Put these lines into a numbered list, skipping any blank lines.
--- begin Record list ---
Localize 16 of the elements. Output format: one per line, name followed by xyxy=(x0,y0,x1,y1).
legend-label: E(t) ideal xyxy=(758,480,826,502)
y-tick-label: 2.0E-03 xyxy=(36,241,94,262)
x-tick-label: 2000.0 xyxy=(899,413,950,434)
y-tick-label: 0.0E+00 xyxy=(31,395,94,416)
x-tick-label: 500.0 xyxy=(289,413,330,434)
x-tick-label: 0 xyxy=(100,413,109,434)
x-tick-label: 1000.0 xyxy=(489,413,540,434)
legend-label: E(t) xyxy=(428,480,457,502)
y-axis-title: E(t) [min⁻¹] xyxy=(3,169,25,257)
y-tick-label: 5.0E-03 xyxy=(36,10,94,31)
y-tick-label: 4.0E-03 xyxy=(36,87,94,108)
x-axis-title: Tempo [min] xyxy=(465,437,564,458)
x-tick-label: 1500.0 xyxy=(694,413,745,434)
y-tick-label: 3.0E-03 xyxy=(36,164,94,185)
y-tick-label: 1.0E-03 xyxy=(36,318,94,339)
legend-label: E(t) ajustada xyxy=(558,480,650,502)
--- end Record list ---
Result of the task:
1. Localize 16 of the elements. Output format: one per line, name followed by xyxy=(x0,y0,x1,y1).
2. legend-label: E(t) ideal xyxy=(758,480,826,502)
3. y-tick-label: 2.0E-03 xyxy=(36,241,94,262)
4. x-tick-label: 2000.0 xyxy=(899,413,950,434)
5. y-tick-label: 0.0E+00 xyxy=(31,395,94,416)
6. x-tick-label: 500.0 xyxy=(289,413,330,434)
7. x-tick-label: 0 xyxy=(100,413,109,434)
8. x-tick-label: 1000.0 xyxy=(489,413,540,434)
9. legend-label: E(t) xyxy=(428,480,457,502)
10. y-axis-title: E(t) [min⁻¹] xyxy=(3,169,25,257)
11. y-tick-label: 5.0E-03 xyxy=(36,10,94,31)
12. y-tick-label: 4.0E-03 xyxy=(36,87,94,108)
13. x-axis-title: Tempo [min] xyxy=(465,437,564,458)
14. x-tick-label: 1500.0 xyxy=(694,413,745,434)
15. y-tick-label: 3.0E-03 xyxy=(36,164,94,185)
16. y-tick-label: 1.0E-03 xyxy=(36,318,94,339)
17. legend-label: E(t) ajustada xyxy=(558,480,650,502)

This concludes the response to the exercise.